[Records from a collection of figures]
-.-.-
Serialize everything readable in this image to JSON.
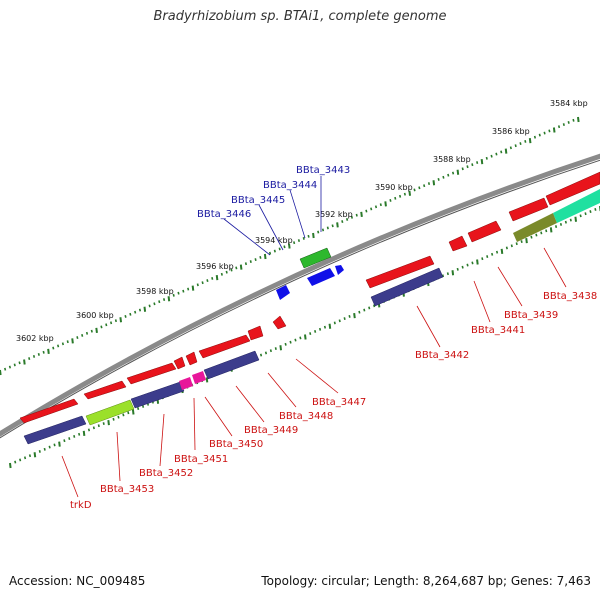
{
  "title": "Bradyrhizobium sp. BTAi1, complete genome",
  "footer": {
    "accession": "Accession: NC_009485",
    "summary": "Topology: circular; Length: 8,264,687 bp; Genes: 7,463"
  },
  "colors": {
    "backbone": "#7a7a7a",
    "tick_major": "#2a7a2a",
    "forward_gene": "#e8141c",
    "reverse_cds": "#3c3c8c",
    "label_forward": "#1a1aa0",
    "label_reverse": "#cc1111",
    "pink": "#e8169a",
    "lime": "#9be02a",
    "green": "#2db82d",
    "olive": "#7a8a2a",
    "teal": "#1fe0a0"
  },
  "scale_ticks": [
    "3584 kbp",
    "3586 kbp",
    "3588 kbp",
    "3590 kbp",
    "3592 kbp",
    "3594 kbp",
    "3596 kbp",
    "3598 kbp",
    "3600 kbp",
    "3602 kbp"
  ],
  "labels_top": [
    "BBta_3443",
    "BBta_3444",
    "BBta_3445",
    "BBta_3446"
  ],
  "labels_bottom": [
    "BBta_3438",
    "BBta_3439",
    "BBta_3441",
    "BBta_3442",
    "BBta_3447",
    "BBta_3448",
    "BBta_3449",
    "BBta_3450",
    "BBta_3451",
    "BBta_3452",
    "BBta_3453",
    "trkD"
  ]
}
-.-.-
- Task -
Each record above needs to be transcribed word for word, with its pictures omitted.

- Response to this exercise -
Serialize everything readable in this image to JSON.
{
  "title": "Bradyrhizobium sp. BTAi1, complete genome",
  "footer": {
    "accession": "Accession: NC_009485",
    "summary": "Topology: circular; Length: 8,264,687 bp; Genes: 7,463"
  },
  "colors": {
    "backbone": "#7a7a7a",
    "tick_major": "#2a7a2a",
    "forward_gene": "#e8141c",
    "reverse_cds": "#3c3c8c",
    "label_forward": "#1a1aa0",
    "label_reverse": "#cc1111",
    "pink": "#e8169a",
    "lime": "#9be02a",
    "green": "#2db82d",
    "olive": "#7a8a2a",
    "teal": "#1fe0a0"
  },
  "scale_ticks": [
    "3584 kbp",
    "3586 kbp",
    "3588 kbp",
    "3590 kbp",
    "3592 kbp",
    "3594 kbp",
    "3596 kbp",
    "3598 kbp",
    "3600 kbp",
    "3602 kbp"
  ],
  "labels_top": [
    "BBta_3443",
    "BBta_3444",
    "BBta_3445",
    "BBta_3446"
  ],
  "labels_bottom": [
    "BBta_3438",
    "BBta_3439",
    "BBta_3441",
    "BBta_3442",
    "BBta_3447",
    "BBta_3448",
    "BBta_3449",
    "BBta_3450",
    "BBta_3451",
    "BBta_3452",
    "BBta_3453",
    "trkD"
  ]
}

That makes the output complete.